**TASK REQUIREMENTS**
Could you output each line of the data that follows exactly?

**DATA LINES**
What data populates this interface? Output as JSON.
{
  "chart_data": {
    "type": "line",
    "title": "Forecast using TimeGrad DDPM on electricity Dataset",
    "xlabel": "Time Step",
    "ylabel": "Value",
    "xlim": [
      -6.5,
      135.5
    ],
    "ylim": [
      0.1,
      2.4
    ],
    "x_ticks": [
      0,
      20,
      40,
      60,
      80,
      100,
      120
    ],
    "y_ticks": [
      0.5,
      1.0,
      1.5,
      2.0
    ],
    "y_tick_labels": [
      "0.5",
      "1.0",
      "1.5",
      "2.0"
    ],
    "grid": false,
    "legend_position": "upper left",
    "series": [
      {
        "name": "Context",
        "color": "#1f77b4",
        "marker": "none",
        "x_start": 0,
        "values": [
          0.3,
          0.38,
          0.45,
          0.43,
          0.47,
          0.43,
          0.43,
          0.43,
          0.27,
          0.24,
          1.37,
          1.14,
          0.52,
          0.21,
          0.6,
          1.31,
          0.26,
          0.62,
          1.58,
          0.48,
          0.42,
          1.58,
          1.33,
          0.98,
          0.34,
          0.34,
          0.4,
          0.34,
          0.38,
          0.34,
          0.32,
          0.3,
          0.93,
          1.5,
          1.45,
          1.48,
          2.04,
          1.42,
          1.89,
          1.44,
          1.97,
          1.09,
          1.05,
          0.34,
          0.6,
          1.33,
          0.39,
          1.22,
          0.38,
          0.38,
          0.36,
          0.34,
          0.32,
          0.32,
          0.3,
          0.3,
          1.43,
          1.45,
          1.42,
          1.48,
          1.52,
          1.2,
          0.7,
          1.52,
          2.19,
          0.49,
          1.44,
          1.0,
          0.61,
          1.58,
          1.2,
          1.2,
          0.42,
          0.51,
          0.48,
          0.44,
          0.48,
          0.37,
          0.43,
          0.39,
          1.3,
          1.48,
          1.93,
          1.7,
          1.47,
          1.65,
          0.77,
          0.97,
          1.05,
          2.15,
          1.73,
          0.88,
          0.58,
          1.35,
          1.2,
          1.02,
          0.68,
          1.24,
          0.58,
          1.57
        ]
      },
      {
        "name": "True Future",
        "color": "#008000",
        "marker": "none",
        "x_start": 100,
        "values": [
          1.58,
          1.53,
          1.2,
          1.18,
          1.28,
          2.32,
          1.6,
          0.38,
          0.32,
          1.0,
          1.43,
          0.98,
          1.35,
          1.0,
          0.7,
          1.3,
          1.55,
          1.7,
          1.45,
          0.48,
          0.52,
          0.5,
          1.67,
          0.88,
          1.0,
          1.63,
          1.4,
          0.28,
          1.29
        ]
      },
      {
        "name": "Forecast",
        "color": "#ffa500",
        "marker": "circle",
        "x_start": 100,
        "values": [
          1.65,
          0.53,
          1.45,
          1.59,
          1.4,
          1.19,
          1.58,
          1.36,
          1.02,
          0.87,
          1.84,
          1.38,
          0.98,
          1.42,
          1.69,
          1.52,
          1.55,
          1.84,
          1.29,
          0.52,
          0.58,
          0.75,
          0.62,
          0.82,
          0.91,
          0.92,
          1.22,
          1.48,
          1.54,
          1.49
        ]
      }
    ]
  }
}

**THE COMPLETED TASK**
What data populates this interface? Output as JSON.
{
  "chart_data": {
    "type": "line",
    "title": "Forecast using TimeGrad DDPM on electricity Dataset",
    "xlabel": "Time Step",
    "ylabel": "Value",
    "xlim": [
      -6.5,
      135.5
    ],
    "ylim": [
      0.1,
      2.4
    ],
    "x_ticks": [
      0,
      20,
      40,
      60,
      80,
      100,
      120
    ],
    "y_ticks": [
      0.5,
      1.0,
      1.5,
      2.0
    ],
    "y_tick_labels": [
      "0.5",
      "1.0",
      "1.5",
      "2.0"
    ],
    "grid": false,
    "legend_position": "upper left",
    "series": [
      {
        "name": "Context",
        "color": "#1f77b4",
        "marker": "none",
        "x_start": 0,
        "values": [
          0.3,
          0.38,
          0.45,
          0.43,
          0.47,
          0.43,
          0.43,
          0.43,
          0.27,
          0.24,
          1.37,
          1.14,
          0.52,
          0.21,
          0.6,
          1.31,
          0.26,
          0.62,
          1.58,
          0.48,
          0.42,
          1.58,
          1.33,
          0.98,
          0.34,
          0.34,
          0.4,
          0.34,
          0.38,
          0.34,
          0.32,
          0.3,
          0.93,
          1.5,
          1.45,
          1.48,
          2.04,
          1.42,
          1.89,
          1.44,
          1.97,
          1.09,
          1.05,
          0.34,
          0.6,
          1.33,
          0.39,
          1.22,
          0.38,
          0.38,
          0.36,
          0.34,
          0.32,
          0.32,
          0.3,
          0.3,
          1.43,
          1.45,
          1.42,
          1.48,
          1.52,
          1.2,
          0.7,
          1.52,
          2.19,
          0.49,
          1.44,
          1.0,
          0.61,
          1.58,
          1.2,
          1.2,
          0.42,
          0.51,
          0.48,
          0.44,
          0.48,
          0.37,
          0.43,
          0.39,
          1.3,
          1.48,
          1.93,
          1.7,
          1.47,
          1.65,
          0.77,
          0.97,
          1.05,
          2.15,
          1.73,
          0.88,
          0.58,
          1.35,
          1.2,
          1.02,
          0.68,
          1.24,
          0.58,
          1.57
        ]
      },
      {
        "name": "True Future",
        "color": "#008000",
        "marker": "none",
        "x_start": 100,
        "values": [
          1.58,
          1.53,
          1.2,
          1.18,
          1.28,
          2.32,
          1.6,
          0.38,
          0.32,
          1.0,
          1.43,
          0.98,
          1.35,
          1.0,
          0.7,
          1.3,
          1.55,
          1.7,
          1.45,
          0.48,
          0.52,
          0.5,
          1.67,
          0.88,
          1.0,
          1.63,
          1.4,
          0.28,
          1.29
        ]
      },
      {
        "name": "Forecast",
        "color": "#ffa500",
        "marker": "circle",
        "x_start": 100,
        "values": [
          1.65,
          0.53,
          1.45,
          1.59,
          1.4,
          1.19,
          1.58,
          1.36,
          1.02,
          0.87,
          1.84,
          1.38,
          0.98,
          1.42,
          1.69,
          1.52,
          1.55,
          1.84,
          1.29,
          0.52,
          0.58,
          0.75,
          0.62,
          0.82,
          0.91,
          0.92,
          1.22,
          1.48,
          1.54,
          1.49
        ]
      }
    ]
  }
}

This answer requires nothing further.